▸ What needs to be done
Keep only the lines of the data below that contain "title", and copy them.

BEGIN Task material

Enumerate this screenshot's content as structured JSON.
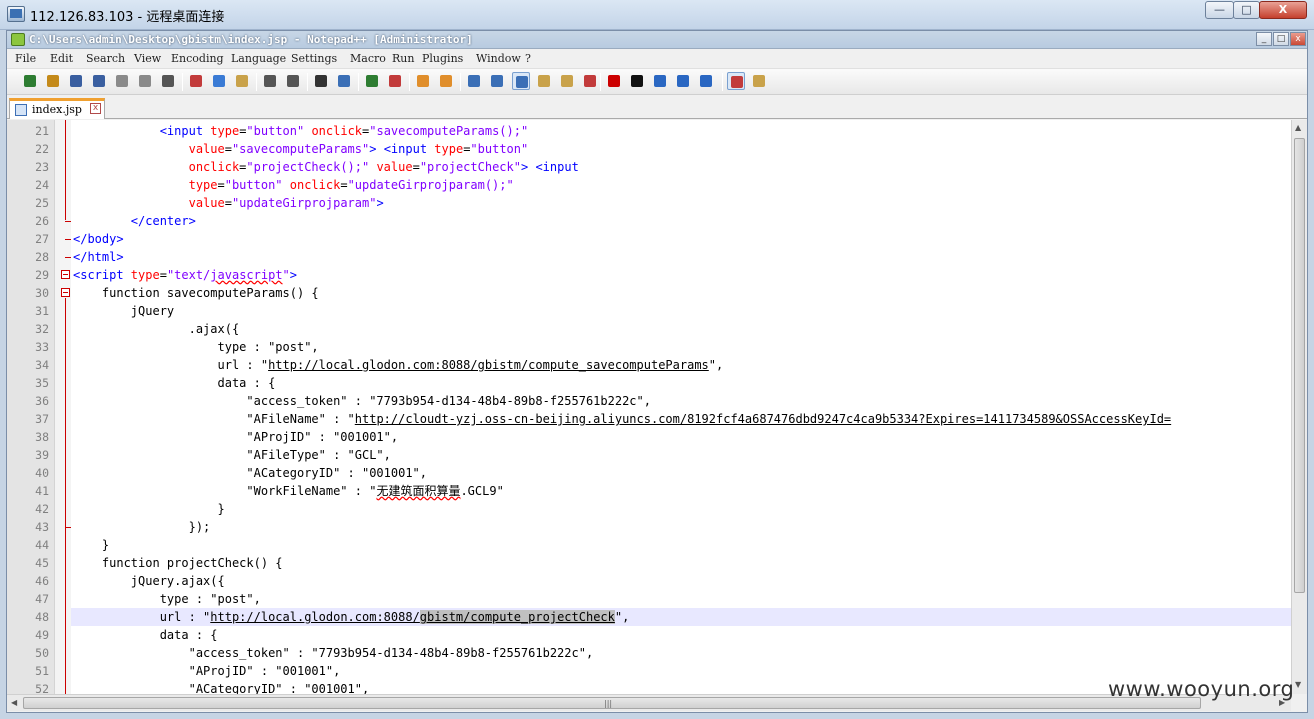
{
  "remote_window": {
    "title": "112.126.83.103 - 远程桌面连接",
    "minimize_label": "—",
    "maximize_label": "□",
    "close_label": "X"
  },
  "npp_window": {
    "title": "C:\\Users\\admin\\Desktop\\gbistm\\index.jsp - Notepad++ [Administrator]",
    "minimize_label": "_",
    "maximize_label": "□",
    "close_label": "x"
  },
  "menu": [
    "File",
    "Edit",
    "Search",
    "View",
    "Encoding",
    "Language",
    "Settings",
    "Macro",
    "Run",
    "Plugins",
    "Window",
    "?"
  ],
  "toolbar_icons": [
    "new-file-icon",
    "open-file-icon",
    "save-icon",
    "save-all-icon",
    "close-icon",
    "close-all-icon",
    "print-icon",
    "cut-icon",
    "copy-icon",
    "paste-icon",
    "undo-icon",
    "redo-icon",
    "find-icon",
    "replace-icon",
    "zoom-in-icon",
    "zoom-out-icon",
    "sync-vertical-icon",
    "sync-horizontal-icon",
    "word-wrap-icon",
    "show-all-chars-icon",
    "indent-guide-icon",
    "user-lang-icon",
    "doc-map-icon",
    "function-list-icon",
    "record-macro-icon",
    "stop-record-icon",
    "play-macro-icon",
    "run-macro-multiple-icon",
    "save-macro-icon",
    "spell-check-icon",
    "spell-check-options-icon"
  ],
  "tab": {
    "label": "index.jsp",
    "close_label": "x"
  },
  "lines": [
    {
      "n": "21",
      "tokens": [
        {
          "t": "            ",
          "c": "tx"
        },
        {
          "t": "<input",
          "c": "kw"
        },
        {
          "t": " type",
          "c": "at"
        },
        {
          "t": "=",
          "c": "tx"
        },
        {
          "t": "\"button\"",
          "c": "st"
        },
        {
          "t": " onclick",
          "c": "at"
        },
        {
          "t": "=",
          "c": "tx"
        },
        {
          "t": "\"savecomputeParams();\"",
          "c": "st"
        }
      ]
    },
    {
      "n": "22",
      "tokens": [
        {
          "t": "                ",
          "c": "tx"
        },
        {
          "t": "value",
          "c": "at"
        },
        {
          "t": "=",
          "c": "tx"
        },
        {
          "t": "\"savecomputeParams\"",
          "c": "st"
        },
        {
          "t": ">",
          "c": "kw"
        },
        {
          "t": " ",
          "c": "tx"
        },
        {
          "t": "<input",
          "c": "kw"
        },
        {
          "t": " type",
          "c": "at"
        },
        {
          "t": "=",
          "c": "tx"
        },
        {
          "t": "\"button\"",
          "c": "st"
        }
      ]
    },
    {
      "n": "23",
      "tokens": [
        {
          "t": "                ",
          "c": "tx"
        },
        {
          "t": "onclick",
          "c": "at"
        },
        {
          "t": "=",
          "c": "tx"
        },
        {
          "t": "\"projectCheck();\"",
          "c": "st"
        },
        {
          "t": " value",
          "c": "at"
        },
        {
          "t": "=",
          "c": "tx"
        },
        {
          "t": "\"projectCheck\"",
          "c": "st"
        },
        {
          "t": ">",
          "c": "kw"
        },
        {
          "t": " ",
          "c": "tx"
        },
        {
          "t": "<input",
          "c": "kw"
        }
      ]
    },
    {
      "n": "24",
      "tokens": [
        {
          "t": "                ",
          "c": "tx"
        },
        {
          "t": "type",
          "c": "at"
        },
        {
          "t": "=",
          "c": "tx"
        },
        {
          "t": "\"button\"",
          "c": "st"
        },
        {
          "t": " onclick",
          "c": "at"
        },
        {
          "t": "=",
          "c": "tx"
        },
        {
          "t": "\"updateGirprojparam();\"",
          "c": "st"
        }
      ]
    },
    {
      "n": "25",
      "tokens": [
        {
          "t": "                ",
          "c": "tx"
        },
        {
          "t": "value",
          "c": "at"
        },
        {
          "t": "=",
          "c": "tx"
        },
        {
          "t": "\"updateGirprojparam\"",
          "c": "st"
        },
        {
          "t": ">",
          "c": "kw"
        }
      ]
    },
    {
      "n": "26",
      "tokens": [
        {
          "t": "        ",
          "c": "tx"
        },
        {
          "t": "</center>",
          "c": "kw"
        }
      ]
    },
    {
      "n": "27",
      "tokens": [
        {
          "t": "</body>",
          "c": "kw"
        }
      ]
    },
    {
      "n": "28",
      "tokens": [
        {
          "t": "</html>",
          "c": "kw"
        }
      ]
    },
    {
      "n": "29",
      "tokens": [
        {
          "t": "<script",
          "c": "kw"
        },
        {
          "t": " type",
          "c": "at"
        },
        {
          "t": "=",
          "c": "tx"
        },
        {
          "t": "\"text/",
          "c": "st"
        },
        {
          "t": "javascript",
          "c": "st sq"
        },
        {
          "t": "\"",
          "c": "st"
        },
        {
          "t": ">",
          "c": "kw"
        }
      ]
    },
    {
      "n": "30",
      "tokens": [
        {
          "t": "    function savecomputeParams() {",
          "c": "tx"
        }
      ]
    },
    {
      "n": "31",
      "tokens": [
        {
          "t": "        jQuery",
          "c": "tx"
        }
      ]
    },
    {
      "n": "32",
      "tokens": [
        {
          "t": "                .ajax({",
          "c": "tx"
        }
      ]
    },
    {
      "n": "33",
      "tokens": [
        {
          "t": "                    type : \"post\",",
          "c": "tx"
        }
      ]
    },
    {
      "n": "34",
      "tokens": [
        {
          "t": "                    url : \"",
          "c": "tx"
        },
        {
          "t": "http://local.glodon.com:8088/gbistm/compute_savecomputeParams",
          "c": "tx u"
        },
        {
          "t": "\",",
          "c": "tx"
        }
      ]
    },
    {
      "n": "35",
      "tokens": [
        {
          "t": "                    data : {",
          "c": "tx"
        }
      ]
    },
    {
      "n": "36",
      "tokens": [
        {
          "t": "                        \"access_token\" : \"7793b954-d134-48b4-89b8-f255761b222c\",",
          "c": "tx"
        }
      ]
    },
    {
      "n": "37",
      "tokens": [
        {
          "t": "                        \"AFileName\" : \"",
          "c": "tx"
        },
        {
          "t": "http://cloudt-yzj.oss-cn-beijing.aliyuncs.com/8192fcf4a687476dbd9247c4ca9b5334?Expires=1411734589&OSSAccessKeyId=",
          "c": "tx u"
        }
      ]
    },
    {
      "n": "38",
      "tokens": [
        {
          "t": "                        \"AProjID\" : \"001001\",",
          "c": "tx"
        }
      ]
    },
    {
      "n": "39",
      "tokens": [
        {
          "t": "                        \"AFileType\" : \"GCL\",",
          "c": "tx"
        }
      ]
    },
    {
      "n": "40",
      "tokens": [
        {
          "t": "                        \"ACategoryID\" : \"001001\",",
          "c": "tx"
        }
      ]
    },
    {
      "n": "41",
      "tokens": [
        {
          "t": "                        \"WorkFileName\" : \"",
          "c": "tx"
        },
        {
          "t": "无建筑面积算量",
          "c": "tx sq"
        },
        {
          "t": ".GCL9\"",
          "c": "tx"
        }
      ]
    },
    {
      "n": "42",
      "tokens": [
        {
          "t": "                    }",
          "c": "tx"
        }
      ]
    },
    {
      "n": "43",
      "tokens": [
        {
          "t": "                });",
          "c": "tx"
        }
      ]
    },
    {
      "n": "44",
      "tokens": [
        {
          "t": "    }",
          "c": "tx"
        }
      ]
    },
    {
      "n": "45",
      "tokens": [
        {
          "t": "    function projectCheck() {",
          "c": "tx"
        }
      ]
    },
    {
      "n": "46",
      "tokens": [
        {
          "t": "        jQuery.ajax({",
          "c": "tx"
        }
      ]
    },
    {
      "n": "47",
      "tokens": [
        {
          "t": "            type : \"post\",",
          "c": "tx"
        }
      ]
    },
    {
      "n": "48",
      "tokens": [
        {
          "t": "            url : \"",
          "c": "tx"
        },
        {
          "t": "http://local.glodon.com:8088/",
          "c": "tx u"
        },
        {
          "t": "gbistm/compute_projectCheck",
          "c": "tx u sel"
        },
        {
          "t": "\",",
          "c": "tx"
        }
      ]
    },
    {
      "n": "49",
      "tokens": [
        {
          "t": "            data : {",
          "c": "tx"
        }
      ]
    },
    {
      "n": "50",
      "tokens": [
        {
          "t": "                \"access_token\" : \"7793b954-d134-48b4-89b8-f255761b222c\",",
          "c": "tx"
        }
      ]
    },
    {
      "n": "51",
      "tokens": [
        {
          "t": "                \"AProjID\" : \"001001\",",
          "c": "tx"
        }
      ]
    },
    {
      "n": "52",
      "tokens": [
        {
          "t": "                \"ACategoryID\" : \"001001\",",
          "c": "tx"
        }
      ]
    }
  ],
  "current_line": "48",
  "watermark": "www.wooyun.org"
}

END Task material

▸ Output for this task
    "title": "112.126.83.103 - 远程桌面连接",
    "title": "C:\\Users\\admin\\Desktop\\gbistm\\index.jsp - Notepad++ [Administrator]",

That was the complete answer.